[Begin Listed records]

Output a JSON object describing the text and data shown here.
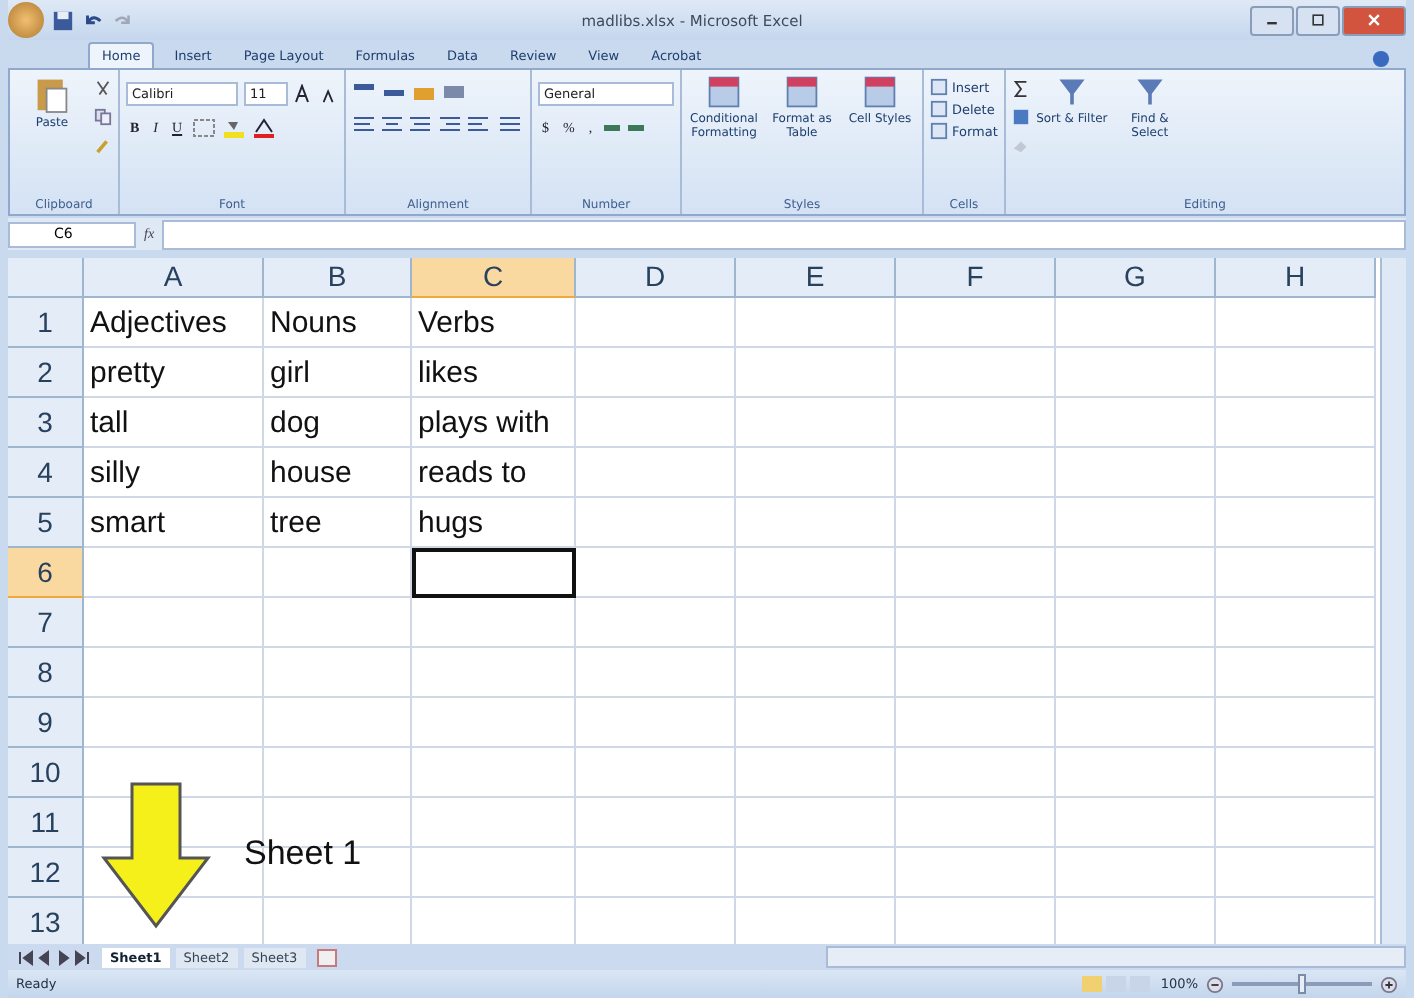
{
  "window": {
    "title": "madlibs.xlsx - Microsoft Excel"
  },
  "ribbon_tabs": [
    {
      "label": "Home",
      "selected": true
    },
    {
      "label": "Insert",
      "selected": false
    },
    {
      "label": "Page Layout",
      "selected": false
    },
    {
      "label": "Formulas",
      "selected": false
    },
    {
      "label": "Data",
      "selected": false
    },
    {
      "label": "Review",
      "selected": false
    },
    {
      "label": "View",
      "selected": false
    },
    {
      "label": "Acrobat",
      "selected": false
    }
  ],
  "ribbon": {
    "clipboard": {
      "label": "Clipboard",
      "paste": "Paste"
    },
    "font": {
      "label": "Font",
      "name": "Calibri",
      "size": "11",
      "bold": "B",
      "italic": "I",
      "underline": "U"
    },
    "alignment": {
      "label": "Alignment"
    },
    "number": {
      "label": "Number",
      "format": "General",
      "currency": "$",
      "percent": "%",
      "comma": ","
    },
    "styles": {
      "label": "Styles",
      "buttons": [
        "Conditional Formatting",
        "Format as Table",
        "Cell Styles"
      ]
    },
    "cells": {
      "label": "Cells",
      "buttons": [
        "Insert",
        "Delete",
        "Format"
      ]
    },
    "editing": {
      "label": "Editing",
      "buttons": [
        "Sort & Filter",
        "Find & Select"
      ]
    }
  },
  "formula_bar": {
    "name_box": "C6",
    "fx": "fx"
  },
  "columns": [
    {
      "label": "A",
      "selected": false
    },
    {
      "label": "B",
      "selected": false
    },
    {
      "label": "C",
      "selected": true
    },
    {
      "label": "D",
      "selected": false
    },
    {
      "label": "E",
      "selected": false
    },
    {
      "label": "F",
      "selected": false
    },
    {
      "label": "G",
      "selected": false
    },
    {
      "label": "H",
      "selected": false
    }
  ],
  "rows": [
    {
      "label": "1",
      "selected": false,
      "cells": [
        "Adjectives",
        "Nouns",
        "Verbs"
      ]
    },
    {
      "label": "2",
      "selected": false,
      "cells": [
        "pretty",
        "girl",
        "likes"
      ]
    },
    {
      "label": "3",
      "selected": false,
      "cells": [
        "tall",
        "dog",
        "plays with"
      ]
    },
    {
      "label": "4",
      "selected": false,
      "cells": [
        "silly",
        "house",
        "reads to"
      ]
    },
    {
      "label": "5",
      "selected": false,
      "cells": [
        "smart",
        "tree",
        "hugs"
      ]
    },
    {
      "label": "6",
      "selected": true,
      "cells": []
    },
    {
      "label": "7",
      "selected": false,
      "cells": []
    },
    {
      "label": "8",
      "selected": false,
      "cells": []
    },
    {
      "label": "9",
      "selected": false,
      "cells": []
    },
    {
      "label": "10",
      "selected": false,
      "cells": []
    },
    {
      "label": "11",
      "selected": false,
      "cells": []
    },
    {
      "label": "12",
      "selected": false,
      "cells": []
    },
    {
      "label": "13",
      "selected": false,
      "cells": []
    }
  ],
  "sheet_tabs": [
    {
      "label": "Sheet1",
      "selected": true
    },
    {
      "label": "Sheet2",
      "selected": false
    },
    {
      "label": "Sheet3",
      "selected": false
    }
  ],
  "annotation": {
    "label": "Sheet 1"
  },
  "status_bar": {
    "text": "Ready",
    "zoom": "100%",
    "zoom_slider": {
      "level": 0.5
    }
  }
}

[End Listed records]

• What is required: Reproduce every line of the material precisely, omitting its pictures.

• The completed task:
Output a JSON object describing the text and data shown here.
{
  "window": {
    "title": "madlibs.xlsx - Microsoft Excel"
  },
  "ribbon_tabs": [
    {
      "label": "Home",
      "selected": true
    },
    {
      "label": "Insert",
      "selected": false
    },
    {
      "label": "Page Layout",
      "selected": false
    },
    {
      "label": "Formulas",
      "selected": false
    },
    {
      "label": "Data",
      "selected": false
    },
    {
      "label": "Review",
      "selected": false
    },
    {
      "label": "View",
      "selected": false
    },
    {
      "label": "Acrobat",
      "selected": false
    }
  ],
  "ribbon": {
    "clipboard": {
      "label": "Clipboard",
      "paste": "Paste"
    },
    "font": {
      "label": "Font",
      "name": "Calibri",
      "size": "11",
      "bold": "B",
      "italic": "I",
      "underline": "U"
    },
    "alignment": {
      "label": "Alignment"
    },
    "number": {
      "label": "Number",
      "format": "General",
      "currency": "$",
      "percent": "%",
      "comma": ","
    },
    "styles": {
      "label": "Styles",
      "buttons": [
        "Conditional Formatting",
        "Format as Table",
        "Cell Styles"
      ]
    },
    "cells": {
      "label": "Cells",
      "buttons": [
        "Insert",
        "Delete",
        "Format"
      ]
    },
    "editing": {
      "label": "Editing",
      "buttons": [
        "Sort & Filter",
        "Find & Select"
      ]
    }
  },
  "formula_bar": {
    "name_box": "C6",
    "fx": "fx"
  },
  "columns": [
    {
      "label": "A",
      "selected": false
    },
    {
      "label": "B",
      "selected": false
    },
    {
      "label": "C",
      "selected": true
    },
    {
      "label": "D",
      "selected": false
    },
    {
      "label": "E",
      "selected": false
    },
    {
      "label": "F",
      "selected": false
    },
    {
      "label": "G",
      "selected": false
    },
    {
      "label": "H",
      "selected": false
    }
  ],
  "rows": [
    {
      "label": "1",
      "selected": false,
      "cells": [
        "Adjectives",
        "Nouns",
        "Verbs"
      ]
    },
    {
      "label": "2",
      "selected": false,
      "cells": [
        "pretty",
        "girl",
        "likes"
      ]
    },
    {
      "label": "3",
      "selected": false,
      "cells": [
        "tall",
        "dog",
        "plays with"
      ]
    },
    {
      "label": "4",
      "selected": false,
      "cells": [
        "silly",
        "house",
        "reads to"
      ]
    },
    {
      "label": "5",
      "selected": false,
      "cells": [
        "smart",
        "tree",
        "hugs"
      ]
    },
    {
      "label": "6",
      "selected": true,
      "cells": []
    },
    {
      "label": "7",
      "selected": false,
      "cells": []
    },
    {
      "label": "8",
      "selected": false,
      "cells": []
    },
    {
      "label": "9",
      "selected": false,
      "cells": []
    },
    {
      "label": "10",
      "selected": false,
      "cells": []
    },
    {
      "label": "11",
      "selected": false,
      "cells": []
    },
    {
      "label": "12",
      "selected": false,
      "cells": []
    },
    {
      "label": "13",
      "selected": false,
      "cells": []
    }
  ],
  "sheet_tabs": [
    {
      "label": "Sheet1",
      "selected": true
    },
    {
      "label": "Sheet2",
      "selected": false
    },
    {
      "label": "Sheet3",
      "selected": false
    }
  ],
  "annotation": {
    "label": "Sheet 1"
  },
  "status_bar": {
    "text": "Ready",
    "zoom": "100%",
    "zoom_slider": {
      "level": 0.5
    }
  }
}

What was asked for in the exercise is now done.